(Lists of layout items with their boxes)
════

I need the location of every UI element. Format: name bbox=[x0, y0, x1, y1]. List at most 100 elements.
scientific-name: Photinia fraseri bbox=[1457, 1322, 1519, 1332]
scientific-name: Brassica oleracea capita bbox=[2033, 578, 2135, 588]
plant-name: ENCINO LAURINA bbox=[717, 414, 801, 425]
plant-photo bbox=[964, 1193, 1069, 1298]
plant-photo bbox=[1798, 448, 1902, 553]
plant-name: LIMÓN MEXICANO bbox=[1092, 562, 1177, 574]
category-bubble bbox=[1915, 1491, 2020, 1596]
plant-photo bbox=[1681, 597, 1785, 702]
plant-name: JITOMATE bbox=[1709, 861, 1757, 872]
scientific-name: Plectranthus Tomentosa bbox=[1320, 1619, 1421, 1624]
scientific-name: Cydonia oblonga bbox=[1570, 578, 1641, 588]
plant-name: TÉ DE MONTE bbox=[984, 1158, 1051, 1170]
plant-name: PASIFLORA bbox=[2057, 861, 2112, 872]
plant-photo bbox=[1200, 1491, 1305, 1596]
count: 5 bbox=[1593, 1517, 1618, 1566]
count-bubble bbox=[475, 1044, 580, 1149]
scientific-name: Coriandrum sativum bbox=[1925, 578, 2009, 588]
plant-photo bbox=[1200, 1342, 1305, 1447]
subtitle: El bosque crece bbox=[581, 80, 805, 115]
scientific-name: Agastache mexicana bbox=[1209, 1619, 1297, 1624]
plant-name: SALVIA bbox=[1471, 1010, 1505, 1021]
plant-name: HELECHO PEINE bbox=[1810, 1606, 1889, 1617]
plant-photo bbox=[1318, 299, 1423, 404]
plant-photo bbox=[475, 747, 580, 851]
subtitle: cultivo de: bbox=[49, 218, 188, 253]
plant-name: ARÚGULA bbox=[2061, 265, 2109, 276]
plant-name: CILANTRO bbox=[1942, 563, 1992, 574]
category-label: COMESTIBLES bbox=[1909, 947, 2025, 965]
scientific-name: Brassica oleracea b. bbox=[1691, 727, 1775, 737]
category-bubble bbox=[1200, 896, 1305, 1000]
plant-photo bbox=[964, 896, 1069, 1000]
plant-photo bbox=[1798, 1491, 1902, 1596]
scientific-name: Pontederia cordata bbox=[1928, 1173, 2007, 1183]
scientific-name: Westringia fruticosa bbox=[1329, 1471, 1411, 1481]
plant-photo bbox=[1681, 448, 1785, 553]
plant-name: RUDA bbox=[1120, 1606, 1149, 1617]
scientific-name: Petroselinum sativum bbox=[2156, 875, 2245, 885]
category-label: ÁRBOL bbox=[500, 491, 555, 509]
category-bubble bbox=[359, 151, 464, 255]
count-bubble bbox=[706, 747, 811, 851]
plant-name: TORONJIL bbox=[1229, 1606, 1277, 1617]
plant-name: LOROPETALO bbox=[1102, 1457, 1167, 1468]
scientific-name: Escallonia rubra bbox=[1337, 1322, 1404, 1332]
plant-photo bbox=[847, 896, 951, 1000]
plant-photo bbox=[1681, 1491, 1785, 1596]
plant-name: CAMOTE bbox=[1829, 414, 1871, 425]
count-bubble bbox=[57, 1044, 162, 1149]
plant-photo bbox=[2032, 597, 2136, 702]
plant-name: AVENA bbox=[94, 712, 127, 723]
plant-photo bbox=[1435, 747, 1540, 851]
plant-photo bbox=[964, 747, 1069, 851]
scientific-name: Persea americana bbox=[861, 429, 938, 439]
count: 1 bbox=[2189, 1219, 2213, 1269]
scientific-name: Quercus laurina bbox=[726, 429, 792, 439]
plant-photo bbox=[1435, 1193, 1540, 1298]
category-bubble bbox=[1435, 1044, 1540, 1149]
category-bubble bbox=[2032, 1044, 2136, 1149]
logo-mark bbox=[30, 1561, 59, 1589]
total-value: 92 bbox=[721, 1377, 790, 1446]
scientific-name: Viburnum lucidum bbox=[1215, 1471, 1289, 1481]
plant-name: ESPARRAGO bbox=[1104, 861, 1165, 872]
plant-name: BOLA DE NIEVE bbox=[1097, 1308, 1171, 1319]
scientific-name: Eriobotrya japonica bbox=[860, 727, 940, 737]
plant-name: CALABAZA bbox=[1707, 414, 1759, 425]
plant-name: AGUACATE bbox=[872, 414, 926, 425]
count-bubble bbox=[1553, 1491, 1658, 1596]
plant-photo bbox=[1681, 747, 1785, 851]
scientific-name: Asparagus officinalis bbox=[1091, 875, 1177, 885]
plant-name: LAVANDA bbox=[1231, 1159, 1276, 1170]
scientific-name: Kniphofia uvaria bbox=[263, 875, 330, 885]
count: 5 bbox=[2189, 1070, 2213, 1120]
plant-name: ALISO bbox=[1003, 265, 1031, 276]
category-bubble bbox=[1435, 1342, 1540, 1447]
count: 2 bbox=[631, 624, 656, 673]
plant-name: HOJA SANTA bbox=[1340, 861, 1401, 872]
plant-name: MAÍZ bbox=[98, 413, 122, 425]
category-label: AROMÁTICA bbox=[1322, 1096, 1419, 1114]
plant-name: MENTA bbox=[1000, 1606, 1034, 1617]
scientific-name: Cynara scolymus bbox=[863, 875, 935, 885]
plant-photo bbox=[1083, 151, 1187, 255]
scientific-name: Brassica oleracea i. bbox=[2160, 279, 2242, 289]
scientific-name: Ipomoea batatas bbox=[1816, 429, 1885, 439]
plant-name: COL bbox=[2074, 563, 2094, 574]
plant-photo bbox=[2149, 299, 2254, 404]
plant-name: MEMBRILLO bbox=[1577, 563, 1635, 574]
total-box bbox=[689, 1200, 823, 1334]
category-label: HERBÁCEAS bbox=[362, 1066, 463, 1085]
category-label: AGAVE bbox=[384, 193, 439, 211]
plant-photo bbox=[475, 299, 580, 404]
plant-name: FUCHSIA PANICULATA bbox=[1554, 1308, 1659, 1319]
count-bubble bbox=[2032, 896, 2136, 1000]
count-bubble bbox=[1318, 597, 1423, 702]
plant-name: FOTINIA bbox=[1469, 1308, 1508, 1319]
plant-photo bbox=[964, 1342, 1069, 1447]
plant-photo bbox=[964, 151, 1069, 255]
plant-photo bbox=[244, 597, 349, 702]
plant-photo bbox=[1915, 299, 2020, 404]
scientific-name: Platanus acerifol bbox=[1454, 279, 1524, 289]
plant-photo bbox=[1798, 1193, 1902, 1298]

════

▶ WHAT IS REQUIRED
Could you quote every line of the data above, word for word and unchanged?

▶ SOLUTION TO THE PROBLEM
I need the location of every UI element. Format: name bbox=[x0, y0, x1, y1]. List at most 100 elements.
scientific-name: Photinia fraseri bbox=[1457, 1322, 1519, 1332]
scientific-name: Brassica oleracea capita bbox=[2033, 578, 2135, 588]
plant-name: ENCINO LAURINA bbox=[717, 414, 801, 425]
plant-photo bbox=[964, 1193, 1069, 1298]
plant-photo bbox=[1798, 448, 1902, 553]
plant-name: LIMÓN MEXICANO bbox=[1092, 562, 1177, 574]
category-bubble bbox=[1915, 1491, 2020, 1596]
plant-photo bbox=[1681, 597, 1785, 702]
plant-name: JITOMATE bbox=[1709, 861, 1757, 872]
scientific-name: Plectranthus Tomentosa bbox=[1320, 1619, 1421, 1624]
scientific-name: Cydonia oblonga bbox=[1570, 578, 1641, 588]
plant-name: TÉ DE MONTE bbox=[984, 1158, 1051, 1170]
plant-name: PASIFLORA bbox=[2057, 861, 2112, 872]
plant-photo bbox=[1200, 1491, 1305, 1596]
count: 5 bbox=[1593, 1517, 1618, 1566]
count-bubble bbox=[475, 1044, 580, 1149]
scientific-name: Coriandrum sativum bbox=[1925, 578, 2009, 588]
plant-photo bbox=[1200, 1342, 1305, 1447]
subtitle: El bosque crece bbox=[581, 80, 805, 115]
scientific-name: Agastache mexicana bbox=[1209, 1619, 1297, 1624]
plant-name: SALVIA bbox=[1471, 1010, 1505, 1021]
plant-name: HELECHO PEINE bbox=[1810, 1606, 1889, 1617]
plant-photo bbox=[1318, 299, 1423, 404]
plant-photo bbox=[475, 747, 580, 851]
subtitle: cultivo de: bbox=[49, 218, 188, 253]
plant-name: ARÚGULA bbox=[2061, 265, 2109, 276]
plant-name: CILANTRO bbox=[1942, 563, 1992, 574]
category-label: COMESTIBLES bbox=[1909, 947, 2025, 965]
scientific-name: Brassica oleracea b. bbox=[1691, 727, 1775, 737]
category-bubble bbox=[1200, 896, 1305, 1000]
plant-photo bbox=[964, 896, 1069, 1000]
plant-photo bbox=[1798, 1491, 1902, 1596]
scientific-name: Pontederia cordata bbox=[1928, 1173, 2007, 1183]
scientific-name: Westringia fruticosa bbox=[1329, 1471, 1411, 1481]
plant-photo bbox=[1681, 448, 1785, 553]
plant-name: RUDA bbox=[1120, 1606, 1149, 1617]
scientific-name: Petroselinum sativum bbox=[2156, 875, 2245, 885]
category-label: ÁRBOL bbox=[500, 491, 555, 509]
category-bubble bbox=[359, 151, 464, 255]
count-bubble bbox=[706, 747, 811, 851]
plant-name: TORONJIL bbox=[1229, 1606, 1277, 1617]
plant-name: LOROPETALO bbox=[1102, 1457, 1167, 1468]
scientific-name: Escallonia rubra bbox=[1337, 1322, 1404, 1332]
plant-photo bbox=[847, 896, 951, 1000]
plant-photo bbox=[1681, 1491, 1785, 1596]
plant-name: CAMOTE bbox=[1829, 414, 1871, 425]
count-bubble bbox=[57, 1044, 162, 1149]
plant-photo bbox=[2032, 597, 2136, 702]
plant-name: AVENA bbox=[94, 712, 127, 723]
plant-photo bbox=[1435, 747, 1540, 851]
plant-photo bbox=[964, 747, 1069, 851]
scientific-name: Persea americana bbox=[861, 429, 938, 439]
count: 1 bbox=[2189, 1219, 2213, 1269]
scientific-name: Quercus laurina bbox=[726, 429, 792, 439]
plant-photo bbox=[1435, 1193, 1540, 1298]
category-bubble bbox=[1435, 1044, 1540, 1149]
category-bubble bbox=[2032, 1044, 2136, 1149]
logo-mark bbox=[30, 1561, 59, 1589]
total-value: 92 bbox=[721, 1377, 790, 1446]
scientific-name: Viburnum lucidum bbox=[1215, 1471, 1289, 1481]
plant-name: ESPARRAGO bbox=[1104, 861, 1165, 872]
plant-name: BOLA DE NIEVE bbox=[1097, 1308, 1171, 1319]
scientific-name: Eriobotrya japonica bbox=[860, 727, 940, 737]
plant-name: CALABAZA bbox=[1707, 414, 1759, 425]
plant-name: AGUACATE bbox=[872, 414, 926, 425]
count-bubble bbox=[1553, 1491, 1658, 1596]
plant-photo bbox=[1681, 747, 1785, 851]
scientific-name: Asparagus officinalis bbox=[1091, 875, 1177, 885]
plant-name: LAVANDA bbox=[1231, 1159, 1276, 1170]
scientific-name: Kniphofia uvaria bbox=[263, 875, 330, 885]
count: 5 bbox=[2189, 1070, 2213, 1120]
plant-name: ALISO bbox=[1003, 265, 1031, 276]
category-bubble bbox=[1435, 1342, 1540, 1447]
count: 2 bbox=[631, 624, 656, 673]
plant-name: HOJA SANTA bbox=[1340, 861, 1401, 872]
plant-name: MAÍZ bbox=[98, 413, 122, 425]
category-label: AROMÁTICA bbox=[1322, 1096, 1419, 1114]
plant-name: MENTA bbox=[1000, 1606, 1034, 1617]
scientific-name: Cynara scolymus bbox=[863, 875, 935, 885]
plant-photo bbox=[1083, 151, 1187, 255]
scientific-name: Brassica oleracea i. bbox=[2160, 279, 2242, 289]
scientific-name: Ipomoea batatas bbox=[1816, 429, 1885, 439]
plant-name: COL bbox=[2074, 563, 2094, 574]
plant-photo bbox=[2149, 299, 2254, 404]
plant-name: MEMBRILLO bbox=[1577, 563, 1635, 574]
total-box bbox=[689, 1200, 823, 1334]
category-label: HERBÁCEAS bbox=[362, 1066, 463, 1085]
category-label: AGAVE bbox=[384, 193, 439, 211]
plant-photo bbox=[475, 299, 580, 404]
plant-name: FUCHSIA PANICULATA bbox=[1554, 1308, 1659, 1319]
count-bubble bbox=[2032, 896, 2136, 1000]
count-bubble bbox=[1318, 597, 1423, 702]
plant-name: FOTINIA bbox=[1469, 1308, 1508, 1319]
plant-photo bbox=[964, 1342, 1069, 1447]
plant-photo bbox=[964, 151, 1069, 255]
plant-photo bbox=[244, 597, 349, 702]
plant-photo bbox=[1915, 299, 2020, 404]
scientific-name: Platanus acerifol bbox=[1454, 279, 1524, 289]
plant-photo bbox=[1798, 1193, 1902, 1298]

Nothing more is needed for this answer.